EXERCISE
Below are the records. Reproduce exactly the lines from the one containing "Give me a plain-text" through the final line, and omit any pictures.

Recorded data

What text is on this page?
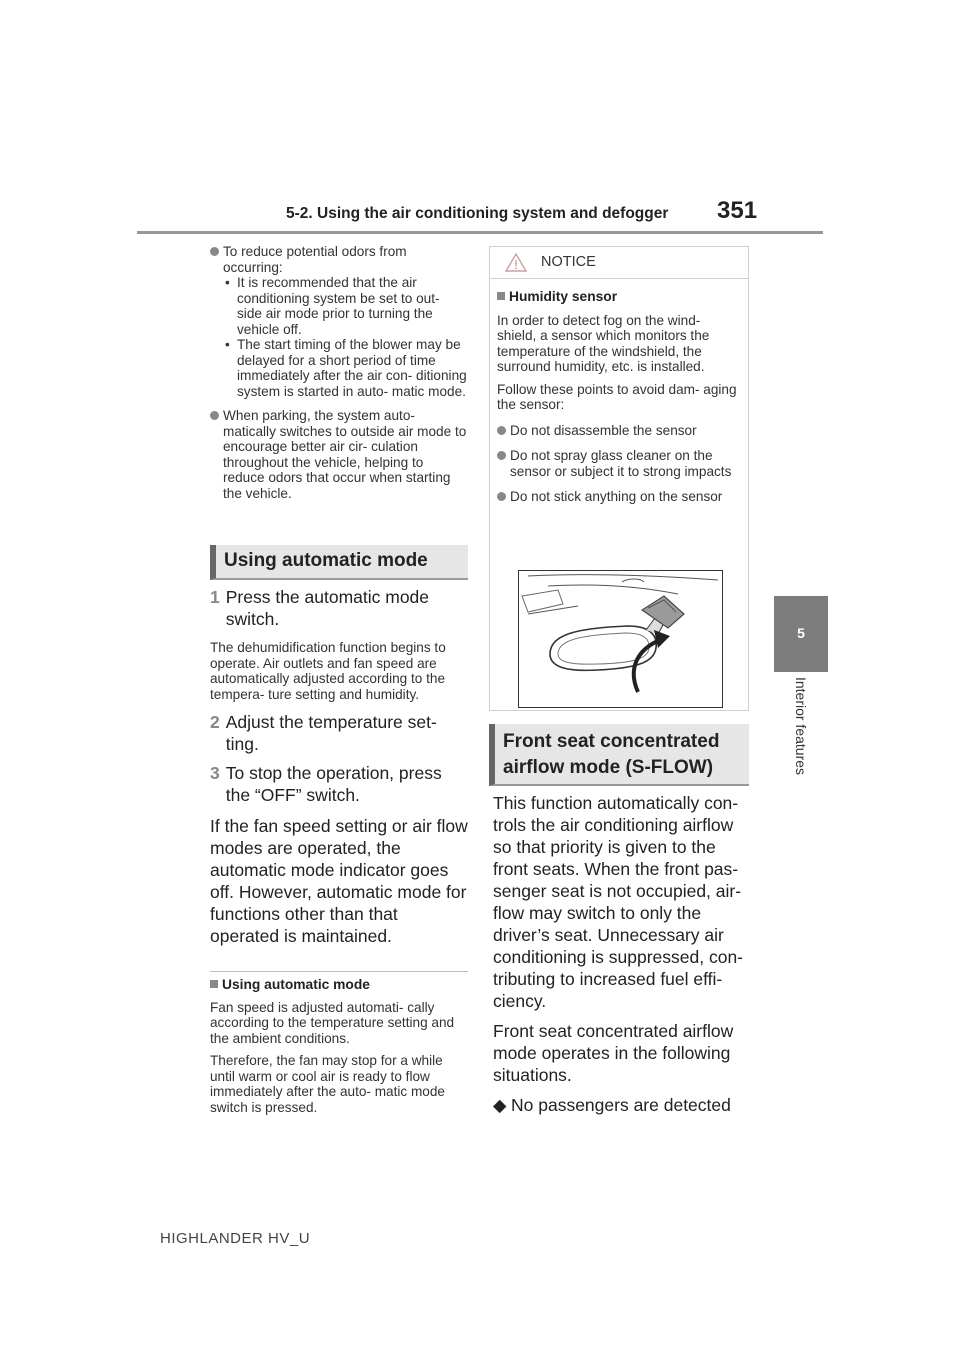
5-2. Using the air conditioning system and defogger 351
5
Interior features
To reduce potential odors from occurring:
• It is recommended that the air conditioning system be set to out- side air mode prior to turning the vehicle off.
• The start timing of the blower may be delayed for a short period of time immediately after the air con- ditioning system is started in auto- matic mode.
When parking, the system auto- matically switches to outside air mode to encourage better air cir- culation throughout the vehicle, helping to reduce odors that occur when starting the vehicle.
Using automatic mode
1 Press the automatic mode switch.
The dehumidification function begins to operate. Air outlets and fan speed are automatically adjusted according to the tempera- ture setting and humidity.
2 Adjust the temperature set- ting.
3 To stop the operation, press the “OFF” switch.
If the fan speed setting or air flow modes are operated, the automatic mode indicator goes off. However, automatic mode for functions other than that operated is maintained.
Using automatic mode
Fan speed is adjusted automati- cally according to the temperature setting and the ambient conditions.
Therefore, the fan may stop for a while until warm or cool air is ready to flow immediately after the auto- matic mode switch is pressed.
NOTICE
Humidity sensor
In order to detect fog on the wind- shield, a sensor which monitors the temperature of the windshield, the surround humidity, etc. is installed.
Follow these points to avoid dam- aging the sensor:
Do not disassemble the sensor
Do not spray glass cleaner on the sensor or subject it to strong impacts
Do not stick anything on the sensor
Front seat concentrated airflow mode (S-FLOW)
This function automatically con- trols the air conditioning airflow so that priority is given to the front seats. When the front pas- senger seat is not occupied, air- flow may switch to only the driver’s seat. Unnecessary air conditioning is suppressed, con- tributing to increased fuel effi- ciency.
Front seat concentrated airflow mode operates in the following situations.
◆ No passengers are detected
HIGHLANDER HV_U
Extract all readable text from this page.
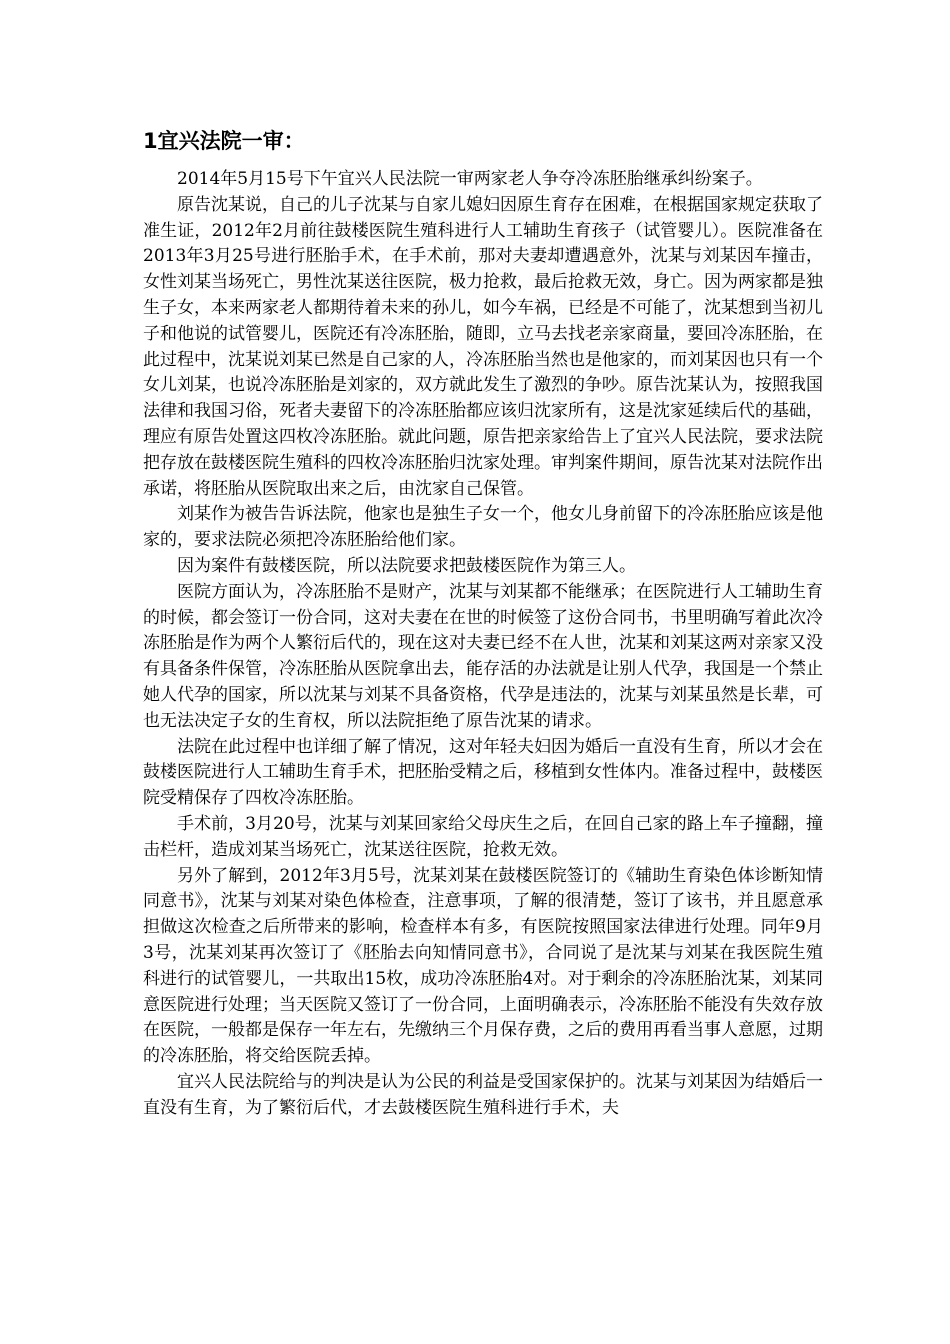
1宜兴法院一审：

2014年5月15号下午宜兴人民法院一审两家老人争夺冷冻胚胎继承纠纷案子。

原告沈某说，自己的儿子沈某与自家儿媳妇因原生育存在困难，在根据国家规定获取了准生证，2012年2月前往鼓楼医院生殖科进行人工辅助生育孩子（试管婴儿）。医院准备在2013年3月25号进行胚胎手术，在手术前，那对夫妻却遭遇意外，沈某与刘某因车撞击，女性刘某当场死亡，男性沈某送往医院，极力抢救，最后抢救无效，身亡。因为两家都是独生子女，本来两家老人都期待着未来的孙儿，如今车祸，已经是不可能了，沈某想到当初儿子和他说的试管婴儿，医院还有冷冻胚胎，随即，立马去找老亲家商量，要回冷冻胚胎，在此过程中，沈某说刘某已然是自己家的人，冷冻胚胎当然也是他家的，而刘某因也只有一个女儿刘某，也说冷冻胚胎是刘家的，双方就此发生了激烈的争吵。原告沈某认为，按照我国法律和我国习俗，死者夫妻留下的冷冻胚胎都应该归沈家所有，这是沈家延续后代的基础，理应有原告处置这四枚冷冻胚胎。就此问题，原告把亲家给告上了宜兴人民法院，要求法院把存放在鼓楼医院生殖科的四枚冷冻胚胎归沈家处理。审判案件期间，原告沈某对法院作出承诺，将胚胎从医院取出来之后，由沈家自己保管。

刘某作为被告告诉法院，他家也是独生子女一个，他女儿身前留下的冷冻胚胎应该是他家的，要求法院必须把冷冻胚胎给他们家。

因为案件有鼓楼医院，所以法院要求把鼓楼医院作为第三人。

医院方面认为，冷冻胚胎不是财产，沈某与刘某都不能继承；在医院进行人工辅助生育的时候，都会签订一份合同，这对夫妻在在世的时候签了这份合同书，书里明确写着此次冷冻胚胎是作为两个人繁衍后代的，现在这对夫妻已经不在人世，沈某和刘某这两对亲家又没有具备条件保管，冷冻胚胎从医院拿出去，能存活的办法就是让别人代孕，我国是一个禁止她人代孕的国家，所以沈某与刘某不具备资格，代孕是违法的，沈某与刘某虽然是长辈，可也无法决定子女的生育权，所以法院拒绝了原告沈某的请求。

法院在此过程中也详细了解了情况，这对年轻夫妇因为婚后一直没有生育，所以才会在鼓楼医院进行人工辅助生育手术，把胚胎受精之后，移植到女性体内。准备过程中，鼓楼医院受精保存了四枚冷冻胚胎。

手术前，3月20号，沈某与刘某回家给父母庆生之后，在回自己家的路上车子撞翻，撞击栏杆，造成刘某当场死亡，沈某送往医院，抢救无效。

另外了解到，2012年3月5号，沈某刘某在鼓楼医院签订的《辅助生育染色体诊断知情同意书》，沈某与刘某对染色体检查，注意事项，了解的很清楚，签订了该书，并且愿意承担做这次检查之后所带来的影响，检查样本有多，有医院按照国家法律进行处理。同年9月3号，沈某刘某再次签订了《胚胎去向知情同意书》，合同说了是沈某与刘某在我医院生殖科进行的试管婴儿，一共取出15枚，成功冷冻胚胎4对。对于剩余的冷冻胚胎沈某，刘某同意医院进行处理；当天医院又签订了一份合同，上面明确表示，冷冻胚胎不能没有失效存放在医院，一般都是保存一年左右，先缴纳三个月保存费，之后的费用再看当事人意愿，过期的冷冻胚胎，将交给医院丢掉。

宜兴人民法院给与的判决是认为公民的利益是受国家保护的。沈某与刘某因为结婚后一直没有生育，为了繁衍后代，才去鼓楼医院生殖科进行手术，夫
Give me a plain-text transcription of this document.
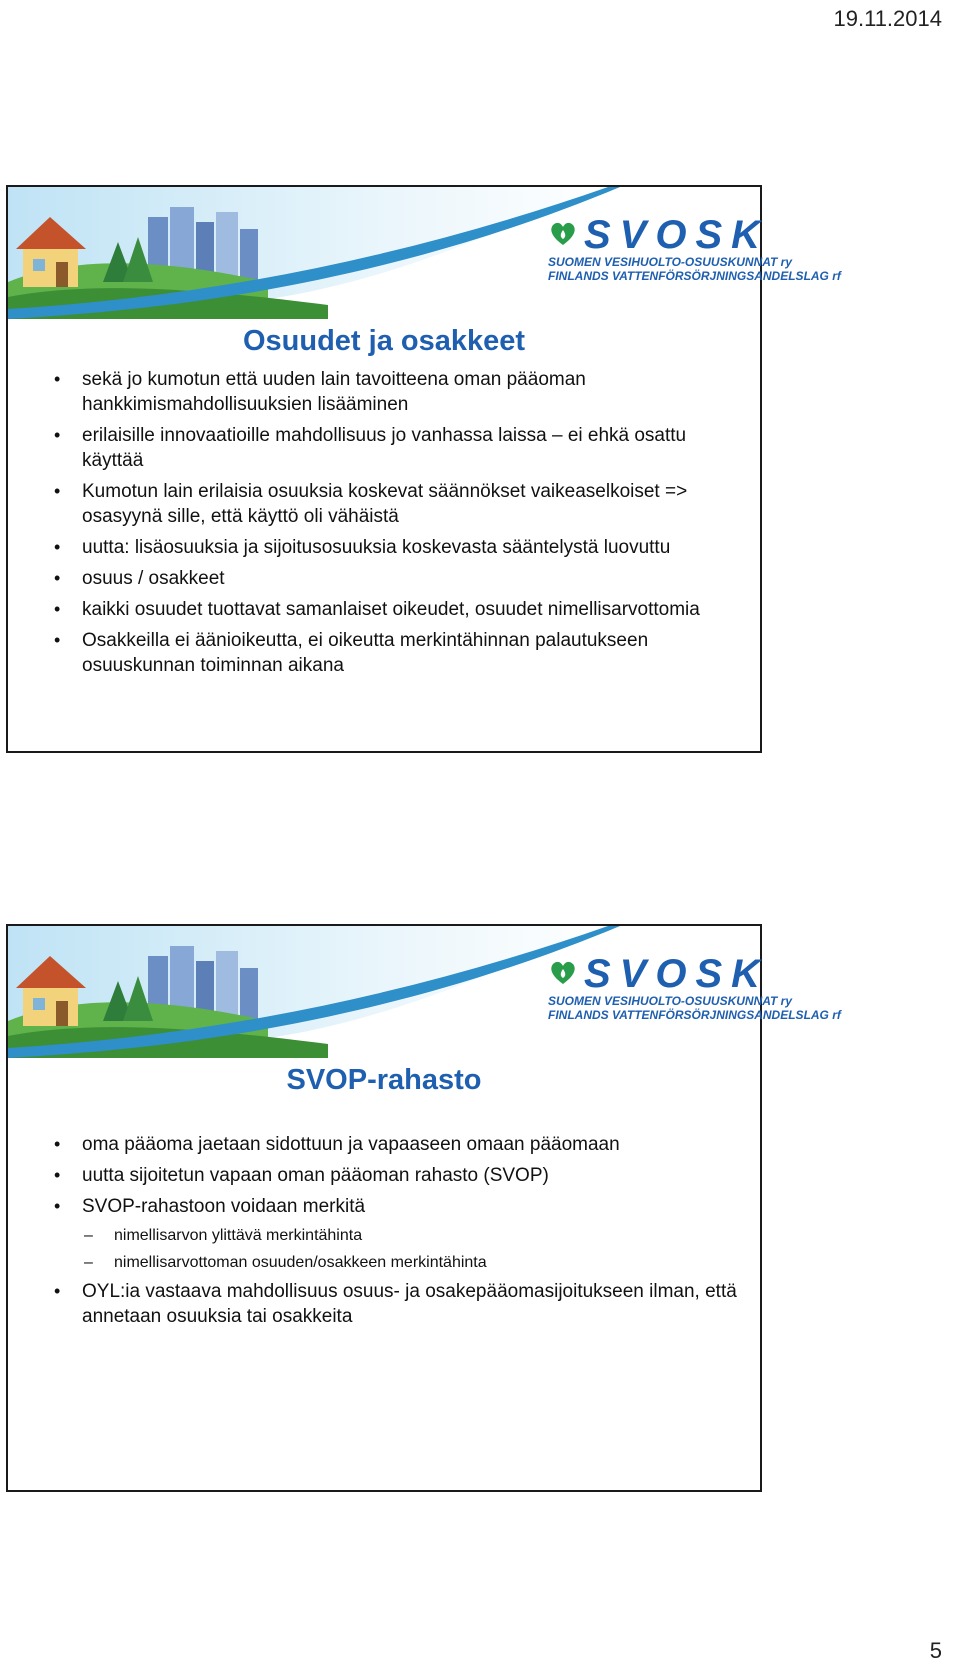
19.11.2014
SVOSK
SUOMEN VESIHUOLTO-OSUUSKUNNAT ry
FINLANDS VATTENFÖRSÖRJNINGSANDELSLAG rf
Osuudet ja osakkeet
• sekä jo kumotun että uuden lain tavoitteena oman pääoman hankkimismahdollisuuksien lisääminen
• erilaisille innovaatioille mahdollisuus jo vanhassa laissa – ei ehkä osattu käyttää
• Kumotun lain erilaisia osuuksia koskevat säännökset vaikeaselkoiset => osasyynä sille, että käyttö oli vähäistä
• uutta: lisäosuuksia ja sijoitusosuuksia koskevasta sääntelystä luovuttu
• osuus / osakkeet
• kaikki osuudet tuottavat samanlaiset oikeudet, osuudet nimellisarvottomia
• Osakkeilla ei äänioikeutta, ei oikeutta merkintähinnan palautukseen osuuskunnan toiminnan aikana
SVOSK
SUOMEN VESIHUOLTO-OSUUSKUNNAT ry
FINLANDS VATTENFÖRSÖRJNINGSANDELSLAG rf
SVOP-rahasto
• oma pääoma jaetaan sidottuun ja vapaaseen omaan pääomaan
• uutta sijoitetun vapaan oman pääoman rahasto (SVOP)
• SVOP-rahastoon voidaan merkitä
– nimellisarvon ylittävä merkintähinta
– nimellisarvottoman osuuden/osakkeen merkintähinta
• OYL:ia vastaava mahdollisuus osuus- ja osakepääomasijoitukseen ilman, että annetaan osuuksia tai osakkeita
5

FINAL ANSWER
Give me a plain-text transcription of this document.
19.11.2014
SVOSK
SUOMEN VESIHUOLTO-OSUUSKUNNAT ry
FINLANDS VATTENFÖRSÖRJNINGSANDELSLAG rf
Osuudet ja osakkeet
• sekä jo kumotun että uuden lain tavoitteena oman pääoman hankkimismahdollisuuksien lisääminen
• erilaisille innovaatioille mahdollisuus jo vanhassa laissa – ei ehkä osattu käyttää
• Kumotun lain erilaisia osuuksia koskevat säännökset vaikeaselkoiset => osasyynä sille, että käyttö oli vähäistä
• uutta: lisäosuuksia ja sijoitusosuuksia koskevasta sääntelystä luovuttu
• osuus / osakkeet
• kaikki osuudet tuottavat samanlaiset oikeudet, osuudet nimellisarvottomia
• Osakkeilla ei äänioikeutta, ei oikeutta merkintähinnan palautukseen osuuskunnan toiminnan aikana
SVOSK
SUOMEN VESIHUOLTO-OSUUSKUNNAT ry
FINLANDS VATTENFÖRSÖRJNINGSANDELSLAG rf
SVOP-rahasto
• oma pääoma jaetaan sidottuun ja vapaaseen omaan pääomaan
• uutta sijoitetun vapaan oman pääoman rahasto (SVOP)
• SVOP-rahastoon voidaan merkitä
– nimellisarvon ylittävä merkintähinta
– nimellisarvottoman osuuden/osakkeen merkintähinta
• OYL:ia vastaava mahdollisuus osuus- ja osakepääomasijoitukseen ilman, että annetaan osuuksia tai osakkeita
5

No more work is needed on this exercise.